■ DOCUMENT PASSAGE:
============
Their eventual victory at the polls, and the cancellation of the charges at the Hague in 2014 (for Kenyatta) and 2016 (for Ruto) ended their base motivation for working together beyond the next elections.
READ MORE Kenyatta and Ruto claim vindication after collapse of ICC case
While they wrapped up their parties to form a singular ruling party shortly after Ruto’s case was withdrawn in August 2016, and saw two electoral victories – one short-lived and the other pyrrhic – the question of succession has broken their once public political ‘bromance’.
Part of it has to do with Kenyatta’s March 2018 rapprochement with Odinga, which had seemed unlikely after the latter had called protests and had himself been sworn in as “the people’s president.” But Odinga, who has run for the presidency in all but one election cycle since 1997, made similar truce deals with Kenyatta’s two immediate predecessors after they won their contested second terms.
Those deals effectively brought him and his Orange Democratic Movement (ODM) into government, but on Kenyatta’s side. It also marked the effective end of the Kenyatta-Ruto partnership.
The result of their truce deal, the Building Bridges Initiative, was expected to lay the groundwork for a constitutional change between now and the 2022 elections before COVID-19 and a September 2020 advisory by the Chief Justice for the President to dissolve Parliament.
READ MORE Kenya: Constitutional crisis after calls to dissolve parliament
At the heart of this bipartisan effort to map out a constitutional framework are post-2022 politics. In the BBI Taskforce report, the main headline-clinchers were proposals to change the structure of the executive, reintroduce the Prime Minister position (which has existed twice in independent Kenya’s history), and two deputy Prime Minister positions.
The new proposals also include reintroducing the position of Leader of Opposition.
But despite calls from some key Kenyatta allies for an Odinga candidacy in 2022, Odinga himself has avoided committing to a fifth run and instead has maintained calls for a plebiscite between now and 2022.
Option C: Support a new successor
While Odinga and Ruto are currently the most prominent of Kenyatta’s likely successors, other politicians are also laying groundwork for their presidential runs, and could upend whatever plan or support Kenyatta offers in the next 23 months.
============
■ INFORMATION PROVIDED:
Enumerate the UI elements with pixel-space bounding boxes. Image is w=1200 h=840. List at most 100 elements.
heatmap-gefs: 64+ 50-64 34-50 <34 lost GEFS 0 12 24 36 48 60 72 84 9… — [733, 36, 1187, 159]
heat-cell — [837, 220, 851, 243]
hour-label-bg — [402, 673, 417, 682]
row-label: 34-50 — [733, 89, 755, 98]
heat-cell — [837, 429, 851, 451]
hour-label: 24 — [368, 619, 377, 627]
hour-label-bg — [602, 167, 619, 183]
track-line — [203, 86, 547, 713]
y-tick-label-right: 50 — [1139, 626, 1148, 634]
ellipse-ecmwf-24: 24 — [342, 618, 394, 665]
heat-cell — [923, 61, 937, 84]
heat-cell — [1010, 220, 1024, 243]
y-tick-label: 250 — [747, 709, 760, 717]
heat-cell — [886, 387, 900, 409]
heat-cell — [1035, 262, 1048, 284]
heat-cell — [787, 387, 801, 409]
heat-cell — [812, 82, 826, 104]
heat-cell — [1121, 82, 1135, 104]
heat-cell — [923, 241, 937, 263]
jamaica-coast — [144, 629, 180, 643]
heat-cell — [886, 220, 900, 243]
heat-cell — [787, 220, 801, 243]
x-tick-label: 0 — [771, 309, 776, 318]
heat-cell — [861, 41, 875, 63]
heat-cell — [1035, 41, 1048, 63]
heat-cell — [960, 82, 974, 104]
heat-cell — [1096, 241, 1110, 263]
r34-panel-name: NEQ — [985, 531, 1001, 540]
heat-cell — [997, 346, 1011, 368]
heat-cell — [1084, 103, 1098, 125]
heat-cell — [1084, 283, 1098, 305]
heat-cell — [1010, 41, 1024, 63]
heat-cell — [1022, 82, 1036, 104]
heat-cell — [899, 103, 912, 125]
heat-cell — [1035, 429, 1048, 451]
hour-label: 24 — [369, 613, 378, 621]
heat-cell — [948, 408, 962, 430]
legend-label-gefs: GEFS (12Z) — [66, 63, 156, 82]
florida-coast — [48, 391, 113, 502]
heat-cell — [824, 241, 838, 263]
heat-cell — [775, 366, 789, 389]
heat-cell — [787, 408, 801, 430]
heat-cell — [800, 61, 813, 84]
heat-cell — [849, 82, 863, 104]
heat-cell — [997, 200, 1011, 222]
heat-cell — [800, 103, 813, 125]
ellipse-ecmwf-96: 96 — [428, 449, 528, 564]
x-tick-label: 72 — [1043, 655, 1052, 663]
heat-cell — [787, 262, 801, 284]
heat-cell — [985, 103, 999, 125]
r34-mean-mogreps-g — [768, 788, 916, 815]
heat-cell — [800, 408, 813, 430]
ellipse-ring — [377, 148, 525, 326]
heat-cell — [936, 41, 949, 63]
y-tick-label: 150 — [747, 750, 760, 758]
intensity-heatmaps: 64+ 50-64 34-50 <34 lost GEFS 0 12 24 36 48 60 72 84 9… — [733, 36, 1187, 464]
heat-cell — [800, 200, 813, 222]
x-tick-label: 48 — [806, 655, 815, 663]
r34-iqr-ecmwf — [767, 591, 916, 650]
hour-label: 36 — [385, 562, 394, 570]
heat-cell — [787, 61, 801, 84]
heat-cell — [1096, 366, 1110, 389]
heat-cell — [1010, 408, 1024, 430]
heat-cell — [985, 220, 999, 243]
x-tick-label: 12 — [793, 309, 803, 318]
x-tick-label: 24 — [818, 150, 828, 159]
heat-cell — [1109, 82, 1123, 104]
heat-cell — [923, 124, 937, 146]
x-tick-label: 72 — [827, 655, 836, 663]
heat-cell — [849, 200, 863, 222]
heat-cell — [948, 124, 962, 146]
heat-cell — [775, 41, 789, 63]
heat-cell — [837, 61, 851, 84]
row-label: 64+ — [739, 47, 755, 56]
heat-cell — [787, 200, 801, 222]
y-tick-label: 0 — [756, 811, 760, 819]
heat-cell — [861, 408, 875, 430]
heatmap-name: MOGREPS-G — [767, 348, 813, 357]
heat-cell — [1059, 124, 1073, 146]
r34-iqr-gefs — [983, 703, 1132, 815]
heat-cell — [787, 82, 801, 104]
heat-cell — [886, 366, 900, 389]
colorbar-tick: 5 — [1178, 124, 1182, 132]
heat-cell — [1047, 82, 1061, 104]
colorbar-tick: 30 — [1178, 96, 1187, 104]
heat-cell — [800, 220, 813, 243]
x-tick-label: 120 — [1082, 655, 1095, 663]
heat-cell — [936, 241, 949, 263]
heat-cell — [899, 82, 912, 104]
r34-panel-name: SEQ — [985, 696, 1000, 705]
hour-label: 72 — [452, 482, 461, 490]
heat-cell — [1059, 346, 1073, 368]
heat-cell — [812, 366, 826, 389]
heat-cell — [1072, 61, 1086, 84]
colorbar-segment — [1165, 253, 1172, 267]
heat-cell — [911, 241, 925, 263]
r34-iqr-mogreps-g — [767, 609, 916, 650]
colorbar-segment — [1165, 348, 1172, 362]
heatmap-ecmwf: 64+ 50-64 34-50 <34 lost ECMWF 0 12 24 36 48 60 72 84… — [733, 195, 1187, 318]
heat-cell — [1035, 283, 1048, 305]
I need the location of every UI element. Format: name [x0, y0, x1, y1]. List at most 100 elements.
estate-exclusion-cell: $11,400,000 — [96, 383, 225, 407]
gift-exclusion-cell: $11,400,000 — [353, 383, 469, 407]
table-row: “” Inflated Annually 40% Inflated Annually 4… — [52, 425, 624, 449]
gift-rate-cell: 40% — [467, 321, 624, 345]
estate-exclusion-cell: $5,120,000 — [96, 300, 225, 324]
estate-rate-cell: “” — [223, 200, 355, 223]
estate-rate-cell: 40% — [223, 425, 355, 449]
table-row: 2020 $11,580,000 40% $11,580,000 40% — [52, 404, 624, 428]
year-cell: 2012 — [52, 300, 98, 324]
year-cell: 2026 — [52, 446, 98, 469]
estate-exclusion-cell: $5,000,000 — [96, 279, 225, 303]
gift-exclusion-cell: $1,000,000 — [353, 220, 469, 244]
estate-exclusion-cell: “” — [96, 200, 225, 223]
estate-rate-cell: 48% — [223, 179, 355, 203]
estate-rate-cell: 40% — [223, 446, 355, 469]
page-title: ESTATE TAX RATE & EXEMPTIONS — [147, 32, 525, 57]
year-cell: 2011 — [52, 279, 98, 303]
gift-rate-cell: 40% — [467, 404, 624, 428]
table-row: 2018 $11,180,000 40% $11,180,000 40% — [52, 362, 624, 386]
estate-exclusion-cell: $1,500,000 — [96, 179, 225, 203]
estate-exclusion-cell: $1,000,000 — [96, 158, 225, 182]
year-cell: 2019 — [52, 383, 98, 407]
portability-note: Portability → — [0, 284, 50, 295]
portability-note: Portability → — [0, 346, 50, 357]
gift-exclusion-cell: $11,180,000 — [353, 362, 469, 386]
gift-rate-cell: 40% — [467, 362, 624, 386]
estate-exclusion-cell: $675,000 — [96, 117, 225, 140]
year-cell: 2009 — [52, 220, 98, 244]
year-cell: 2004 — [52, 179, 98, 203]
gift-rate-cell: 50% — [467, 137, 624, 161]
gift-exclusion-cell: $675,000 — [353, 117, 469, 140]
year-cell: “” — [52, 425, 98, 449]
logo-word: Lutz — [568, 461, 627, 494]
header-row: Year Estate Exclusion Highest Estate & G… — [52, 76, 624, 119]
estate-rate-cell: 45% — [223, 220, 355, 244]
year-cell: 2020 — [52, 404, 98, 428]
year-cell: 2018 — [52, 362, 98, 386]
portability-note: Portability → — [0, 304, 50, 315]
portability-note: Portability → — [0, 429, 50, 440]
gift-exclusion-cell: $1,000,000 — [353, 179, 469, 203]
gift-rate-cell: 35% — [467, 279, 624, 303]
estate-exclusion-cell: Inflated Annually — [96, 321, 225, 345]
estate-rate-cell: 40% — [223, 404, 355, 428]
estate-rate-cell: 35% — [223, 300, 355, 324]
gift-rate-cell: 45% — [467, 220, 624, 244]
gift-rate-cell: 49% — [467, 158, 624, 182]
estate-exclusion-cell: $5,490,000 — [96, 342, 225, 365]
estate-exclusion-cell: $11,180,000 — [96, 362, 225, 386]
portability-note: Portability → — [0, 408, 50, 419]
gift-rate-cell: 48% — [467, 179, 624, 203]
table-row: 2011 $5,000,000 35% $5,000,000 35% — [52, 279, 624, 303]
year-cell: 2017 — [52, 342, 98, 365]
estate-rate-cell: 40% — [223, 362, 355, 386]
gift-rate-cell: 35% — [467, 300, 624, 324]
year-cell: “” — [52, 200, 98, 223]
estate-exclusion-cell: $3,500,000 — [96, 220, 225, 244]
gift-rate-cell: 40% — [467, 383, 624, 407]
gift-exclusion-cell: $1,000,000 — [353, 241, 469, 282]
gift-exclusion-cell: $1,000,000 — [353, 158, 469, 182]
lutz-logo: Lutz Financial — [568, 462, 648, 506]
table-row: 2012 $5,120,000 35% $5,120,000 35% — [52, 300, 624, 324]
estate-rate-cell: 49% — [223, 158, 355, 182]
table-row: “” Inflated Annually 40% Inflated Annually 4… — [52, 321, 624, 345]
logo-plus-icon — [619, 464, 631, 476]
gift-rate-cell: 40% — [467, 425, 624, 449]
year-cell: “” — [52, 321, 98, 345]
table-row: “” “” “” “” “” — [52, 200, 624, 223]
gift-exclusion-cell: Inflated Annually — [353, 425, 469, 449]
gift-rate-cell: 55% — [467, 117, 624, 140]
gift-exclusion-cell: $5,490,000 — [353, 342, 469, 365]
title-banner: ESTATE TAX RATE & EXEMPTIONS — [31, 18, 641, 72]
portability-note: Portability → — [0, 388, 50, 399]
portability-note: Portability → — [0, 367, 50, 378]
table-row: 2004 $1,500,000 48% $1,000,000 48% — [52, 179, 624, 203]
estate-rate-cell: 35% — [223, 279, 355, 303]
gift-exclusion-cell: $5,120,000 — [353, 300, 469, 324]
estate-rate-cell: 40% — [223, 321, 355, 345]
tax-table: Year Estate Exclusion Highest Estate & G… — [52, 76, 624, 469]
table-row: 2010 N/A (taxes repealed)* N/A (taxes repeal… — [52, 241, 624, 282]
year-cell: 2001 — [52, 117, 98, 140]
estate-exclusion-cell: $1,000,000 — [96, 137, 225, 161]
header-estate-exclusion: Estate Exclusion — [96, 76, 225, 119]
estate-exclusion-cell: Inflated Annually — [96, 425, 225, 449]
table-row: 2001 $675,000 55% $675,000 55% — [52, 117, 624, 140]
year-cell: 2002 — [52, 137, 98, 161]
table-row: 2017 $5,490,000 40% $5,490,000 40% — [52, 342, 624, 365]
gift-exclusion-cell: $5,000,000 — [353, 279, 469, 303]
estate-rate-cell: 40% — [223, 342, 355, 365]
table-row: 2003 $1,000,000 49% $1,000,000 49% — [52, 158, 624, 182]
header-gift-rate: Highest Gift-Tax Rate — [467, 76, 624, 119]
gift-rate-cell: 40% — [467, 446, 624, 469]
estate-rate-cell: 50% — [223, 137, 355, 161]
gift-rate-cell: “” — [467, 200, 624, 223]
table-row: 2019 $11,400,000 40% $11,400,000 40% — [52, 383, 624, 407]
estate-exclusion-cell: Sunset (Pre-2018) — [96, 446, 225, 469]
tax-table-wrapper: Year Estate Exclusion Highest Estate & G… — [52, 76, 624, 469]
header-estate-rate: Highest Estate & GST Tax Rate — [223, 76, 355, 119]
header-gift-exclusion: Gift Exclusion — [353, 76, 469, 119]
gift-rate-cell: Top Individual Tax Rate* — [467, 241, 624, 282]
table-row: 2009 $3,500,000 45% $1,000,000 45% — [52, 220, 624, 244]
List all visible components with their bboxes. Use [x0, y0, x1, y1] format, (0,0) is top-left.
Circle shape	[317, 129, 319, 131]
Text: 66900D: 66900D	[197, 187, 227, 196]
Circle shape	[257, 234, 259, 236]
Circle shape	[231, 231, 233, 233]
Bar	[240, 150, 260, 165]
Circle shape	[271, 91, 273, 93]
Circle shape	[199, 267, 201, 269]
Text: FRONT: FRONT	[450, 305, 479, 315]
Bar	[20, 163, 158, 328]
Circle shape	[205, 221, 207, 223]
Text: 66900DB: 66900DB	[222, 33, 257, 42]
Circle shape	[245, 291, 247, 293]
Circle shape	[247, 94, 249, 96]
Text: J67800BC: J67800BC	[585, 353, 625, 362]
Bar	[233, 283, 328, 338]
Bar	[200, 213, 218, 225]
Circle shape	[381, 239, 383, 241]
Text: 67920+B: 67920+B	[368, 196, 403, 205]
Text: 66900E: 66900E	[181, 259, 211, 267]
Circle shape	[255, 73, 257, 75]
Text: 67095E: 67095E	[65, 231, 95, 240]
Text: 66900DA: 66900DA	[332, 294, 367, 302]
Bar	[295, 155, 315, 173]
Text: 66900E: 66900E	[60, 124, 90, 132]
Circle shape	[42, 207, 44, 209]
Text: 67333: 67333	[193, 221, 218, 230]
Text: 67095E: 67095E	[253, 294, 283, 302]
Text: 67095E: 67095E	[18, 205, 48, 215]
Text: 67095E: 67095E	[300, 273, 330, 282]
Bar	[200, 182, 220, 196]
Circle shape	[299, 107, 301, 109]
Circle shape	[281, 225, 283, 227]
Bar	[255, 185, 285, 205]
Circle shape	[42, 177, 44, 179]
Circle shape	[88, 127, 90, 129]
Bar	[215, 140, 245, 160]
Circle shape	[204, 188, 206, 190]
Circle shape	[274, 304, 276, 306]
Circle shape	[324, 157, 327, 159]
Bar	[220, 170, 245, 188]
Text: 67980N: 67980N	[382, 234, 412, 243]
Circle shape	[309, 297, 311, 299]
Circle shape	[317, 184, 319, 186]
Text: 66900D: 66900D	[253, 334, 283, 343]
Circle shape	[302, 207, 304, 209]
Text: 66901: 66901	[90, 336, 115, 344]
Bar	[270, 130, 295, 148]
============
■ EXERCISE TASKS:
(1) Copy word for word the stretch of the passage on Kenyatta's succession from "Those deals effectively" through "to dissolve Parliament.".
(2) Resume the passage on Kenyatta's succession, continuing on from its last sentence.
None of the material has any bearing on what is asked here.

■ ANSWERS TO THE TASKS:
(1)
Those deals effectively brought him and his Orange Democratic Movement (ODM) into government, but on Kenyatta’s side. It also marked the effective end of the Kenyatta-Ruto partnership.
The result of their truce deal, the Building Bridges Initiative, was expected to lay the groundwork for a constitutional change between now and the 2022 elections before COVID-19 and a September 2020 advisory by the Chief Justice for the President to dissolve Parliament.

(2)
They include former Vice-Presidents Kalonzo Musyoka and Musalia Mudavadi, and at least three of the current county governors; one of whom is currently feuding with Mudavadi on Twitter over copycat political strategies in their presidential campaigns.
PLEASE STOP COPYING ME HON MUDAVADI. COME UP WITH YOUR OWN ORIGINAL STRATEGIES AND IDEAS pic.twitter.com/fPtlgiBxlV
— Dr. Alfred Mutua (@DrAlfredMutua) September 23, 2020In mid 2020, the possibility of the United Nations Conference on Trade and Development (UNCTAD) Secretary General Mukhisa Kituyi making a presidential run begun appearing in the news cycle. In September, he told a local media house that he’d only consider it once his UN term ends in August 2021.
As the field of candidates grows and with it new parties and coalitions, it is likely that Kenyatta’s options will shrink, especially if the referendum question and the current constitutional crisis are not solved in good time.
Among the other key things he has to solve in the second half of his final term is Kenya’s unemployment rate, which doubled from 5.4% to 10.8% within the first three months of the pandemic. He’ll also have to deal with the country’s growing public debt, a limping economy, and other macroeconomic concerns. He will also want to close ongoing trade talks with the United States and the United Kingdom, and find some solutions to Kenya’s growing list of geopolitical mistakes in the Horn.
These same issues will likely be the main electoral platforms for those seeking to succeed him. If he fails to steady the ship before the end of his term, then his open support could be a poisoned chalice.